- [What you have to do]: Read the records and write them out again exactly.

++++++++

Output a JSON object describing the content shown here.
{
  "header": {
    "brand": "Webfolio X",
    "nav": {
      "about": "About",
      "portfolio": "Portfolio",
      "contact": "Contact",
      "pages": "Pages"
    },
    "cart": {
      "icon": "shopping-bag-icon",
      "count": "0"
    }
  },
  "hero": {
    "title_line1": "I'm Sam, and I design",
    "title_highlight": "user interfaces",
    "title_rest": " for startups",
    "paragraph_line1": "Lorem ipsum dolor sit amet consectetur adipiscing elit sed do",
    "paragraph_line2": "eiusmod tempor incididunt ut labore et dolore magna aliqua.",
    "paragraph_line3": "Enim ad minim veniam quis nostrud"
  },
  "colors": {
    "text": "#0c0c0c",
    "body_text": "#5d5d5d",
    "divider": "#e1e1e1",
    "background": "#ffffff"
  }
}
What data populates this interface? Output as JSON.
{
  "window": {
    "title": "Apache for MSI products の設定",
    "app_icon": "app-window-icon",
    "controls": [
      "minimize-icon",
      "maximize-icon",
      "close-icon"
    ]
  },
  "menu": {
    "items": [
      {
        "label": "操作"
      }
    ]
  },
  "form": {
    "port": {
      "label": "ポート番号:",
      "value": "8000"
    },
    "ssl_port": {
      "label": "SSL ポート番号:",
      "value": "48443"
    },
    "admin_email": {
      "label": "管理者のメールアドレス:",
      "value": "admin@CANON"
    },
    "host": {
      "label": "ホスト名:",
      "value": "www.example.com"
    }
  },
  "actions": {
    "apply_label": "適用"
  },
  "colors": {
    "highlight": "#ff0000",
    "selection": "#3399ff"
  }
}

++++++++

- [Full solution]:
Output a JSON object describing the content shown here.
{
  "header": {
    "brand": "Webfolio X",
    "nav": {
      "about": "About",
      "portfolio": "Portfolio",
      "contact": "Contact",
      "pages": "Pages"
    },
    "cart": {
      "icon": "shopping-bag-icon",
      "count": "0"
    }
  },
  "hero": {
    "title_line1": "I'm Sam, and I design",
    "title_highlight": "user interfaces",
    "title_rest": " for startups",
    "paragraph_line1": "Lorem ipsum dolor sit amet consectetur adipiscing elit sed do",
    "paragraph_line2": "eiusmod tempor incididunt ut labore et dolore magna aliqua.",
    "paragraph_line3": "Enim ad minim veniam quis nostrud"
  },
  "colors": {
    "text": "#0c0c0c",
    "body_text": "#5d5d5d",
    "divider": "#e1e1e1",
    "background": "#ffffff"
  }
}
What data populates this interface? Output as JSON.
{
  "window": {
    "title": "Apache for MSI products の設定",
    "app_icon": "app-window-icon",
    "controls": [
      "minimize-icon",
      "maximize-icon",
      "close-icon"
    ]
  },
  "menu": {
    "items": [
      {
        "label": "操作"
      }
    ]
  },
  "form": {
    "port": {
      "label": "ポート番号:",
      "value": "8000"
    },
    "ssl_port": {
      "label": "SSL ポート番号:",
      "value": "48443"
    },
    "admin_email": {
      "label": "管理者のメールアドレス:",
      "value": "admin@CANON"
    },
    "host": {
      "label": "ホスト名:",
      "value": "www.example.com"
    }
  },
  "actions": {
    "apply_label": "適用"
  },
  "colors": {
    "highlight": "#ff0000",
    "selection": "#3399ff"
  }
}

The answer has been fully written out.